TASK TO COMPLETE: Locate each line holding the string "image" and copy it.

══ SOURCE MATERIAL ══

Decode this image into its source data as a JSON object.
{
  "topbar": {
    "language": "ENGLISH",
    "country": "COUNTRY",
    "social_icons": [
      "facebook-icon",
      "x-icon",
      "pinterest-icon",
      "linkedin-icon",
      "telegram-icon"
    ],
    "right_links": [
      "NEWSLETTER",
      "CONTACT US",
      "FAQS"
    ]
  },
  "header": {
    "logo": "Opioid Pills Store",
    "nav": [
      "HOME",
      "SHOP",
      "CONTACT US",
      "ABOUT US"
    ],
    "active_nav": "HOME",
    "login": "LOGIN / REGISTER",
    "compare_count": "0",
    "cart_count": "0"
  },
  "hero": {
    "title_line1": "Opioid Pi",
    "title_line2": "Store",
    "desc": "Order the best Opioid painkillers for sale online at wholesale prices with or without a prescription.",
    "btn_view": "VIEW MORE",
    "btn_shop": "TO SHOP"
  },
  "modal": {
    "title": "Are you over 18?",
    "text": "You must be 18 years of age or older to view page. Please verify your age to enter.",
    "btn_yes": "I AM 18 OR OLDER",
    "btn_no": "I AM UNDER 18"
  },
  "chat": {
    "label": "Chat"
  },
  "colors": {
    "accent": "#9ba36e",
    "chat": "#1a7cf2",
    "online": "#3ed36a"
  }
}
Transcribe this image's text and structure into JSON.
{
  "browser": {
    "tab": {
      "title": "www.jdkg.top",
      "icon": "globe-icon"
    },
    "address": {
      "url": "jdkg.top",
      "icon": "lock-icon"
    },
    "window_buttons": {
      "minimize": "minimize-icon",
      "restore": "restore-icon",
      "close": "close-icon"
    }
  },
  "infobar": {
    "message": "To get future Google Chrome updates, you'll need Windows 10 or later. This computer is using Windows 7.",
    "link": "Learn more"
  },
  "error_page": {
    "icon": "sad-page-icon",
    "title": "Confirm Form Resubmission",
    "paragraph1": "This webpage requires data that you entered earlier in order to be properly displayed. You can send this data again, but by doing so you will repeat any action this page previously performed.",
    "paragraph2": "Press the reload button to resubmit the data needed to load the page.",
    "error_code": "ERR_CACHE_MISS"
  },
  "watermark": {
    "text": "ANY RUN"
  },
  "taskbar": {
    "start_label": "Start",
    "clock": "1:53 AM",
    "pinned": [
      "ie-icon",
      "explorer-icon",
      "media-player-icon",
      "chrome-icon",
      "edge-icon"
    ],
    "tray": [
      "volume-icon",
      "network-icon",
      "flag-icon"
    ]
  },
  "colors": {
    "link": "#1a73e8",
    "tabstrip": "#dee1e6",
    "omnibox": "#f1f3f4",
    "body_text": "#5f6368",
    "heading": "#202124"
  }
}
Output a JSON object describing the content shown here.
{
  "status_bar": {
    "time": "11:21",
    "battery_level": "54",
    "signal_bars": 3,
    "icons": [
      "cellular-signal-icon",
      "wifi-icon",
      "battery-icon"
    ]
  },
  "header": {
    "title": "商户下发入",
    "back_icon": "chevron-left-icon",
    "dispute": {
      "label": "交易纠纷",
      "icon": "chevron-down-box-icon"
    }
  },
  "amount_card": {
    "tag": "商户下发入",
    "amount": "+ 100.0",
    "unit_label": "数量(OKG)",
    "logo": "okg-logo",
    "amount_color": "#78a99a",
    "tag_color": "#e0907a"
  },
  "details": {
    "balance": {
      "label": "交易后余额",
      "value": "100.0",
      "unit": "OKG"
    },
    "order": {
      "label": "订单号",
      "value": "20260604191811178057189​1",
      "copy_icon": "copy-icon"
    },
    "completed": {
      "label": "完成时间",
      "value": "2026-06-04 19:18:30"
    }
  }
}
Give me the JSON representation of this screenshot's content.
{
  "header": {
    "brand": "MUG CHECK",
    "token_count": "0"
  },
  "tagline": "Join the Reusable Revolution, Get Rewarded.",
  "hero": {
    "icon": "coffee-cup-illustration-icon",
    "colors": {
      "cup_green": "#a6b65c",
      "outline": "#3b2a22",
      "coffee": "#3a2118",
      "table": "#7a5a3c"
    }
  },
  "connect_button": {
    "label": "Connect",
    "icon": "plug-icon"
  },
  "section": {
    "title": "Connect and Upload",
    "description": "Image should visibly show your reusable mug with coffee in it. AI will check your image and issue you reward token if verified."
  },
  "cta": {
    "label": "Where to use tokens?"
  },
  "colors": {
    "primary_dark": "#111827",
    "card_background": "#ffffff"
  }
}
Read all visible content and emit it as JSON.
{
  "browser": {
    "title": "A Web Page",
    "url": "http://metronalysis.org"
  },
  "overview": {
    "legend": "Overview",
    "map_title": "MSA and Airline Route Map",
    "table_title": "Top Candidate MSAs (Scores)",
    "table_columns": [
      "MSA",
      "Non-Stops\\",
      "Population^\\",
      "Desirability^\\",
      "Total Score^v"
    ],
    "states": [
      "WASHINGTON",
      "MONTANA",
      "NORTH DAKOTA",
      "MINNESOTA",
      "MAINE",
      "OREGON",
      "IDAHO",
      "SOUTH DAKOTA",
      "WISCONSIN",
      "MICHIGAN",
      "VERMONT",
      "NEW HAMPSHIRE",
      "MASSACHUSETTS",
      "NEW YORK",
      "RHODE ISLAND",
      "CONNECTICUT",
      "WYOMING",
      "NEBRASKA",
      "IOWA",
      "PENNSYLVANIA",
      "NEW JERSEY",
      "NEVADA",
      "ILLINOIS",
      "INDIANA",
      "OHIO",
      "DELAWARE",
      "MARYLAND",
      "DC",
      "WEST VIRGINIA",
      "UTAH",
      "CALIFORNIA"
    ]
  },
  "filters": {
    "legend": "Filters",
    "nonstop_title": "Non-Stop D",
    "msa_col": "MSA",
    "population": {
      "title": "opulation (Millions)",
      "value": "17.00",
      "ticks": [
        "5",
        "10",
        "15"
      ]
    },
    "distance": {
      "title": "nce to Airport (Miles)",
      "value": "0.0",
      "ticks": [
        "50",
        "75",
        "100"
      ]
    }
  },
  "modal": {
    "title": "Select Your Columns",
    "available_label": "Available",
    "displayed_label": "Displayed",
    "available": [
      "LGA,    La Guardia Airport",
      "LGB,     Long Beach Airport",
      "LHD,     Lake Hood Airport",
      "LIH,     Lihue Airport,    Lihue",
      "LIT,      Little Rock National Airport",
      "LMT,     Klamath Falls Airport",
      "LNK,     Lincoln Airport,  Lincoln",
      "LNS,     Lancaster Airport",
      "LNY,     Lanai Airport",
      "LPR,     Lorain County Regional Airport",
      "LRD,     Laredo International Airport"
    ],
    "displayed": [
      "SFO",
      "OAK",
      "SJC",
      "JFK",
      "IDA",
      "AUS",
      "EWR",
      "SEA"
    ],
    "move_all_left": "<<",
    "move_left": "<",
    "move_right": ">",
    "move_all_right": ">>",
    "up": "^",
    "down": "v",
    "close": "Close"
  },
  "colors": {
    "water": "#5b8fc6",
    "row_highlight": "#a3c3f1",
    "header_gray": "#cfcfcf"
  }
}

═══

SOLUTION FOR THIS TASK:
Decode this image into its source data as a JSON object.
Transcribe this image's text and structure into JSON.
    "description": "Image should visibly show your reusable mug with coffee in it. AI will check your image and issue you reward token if verified."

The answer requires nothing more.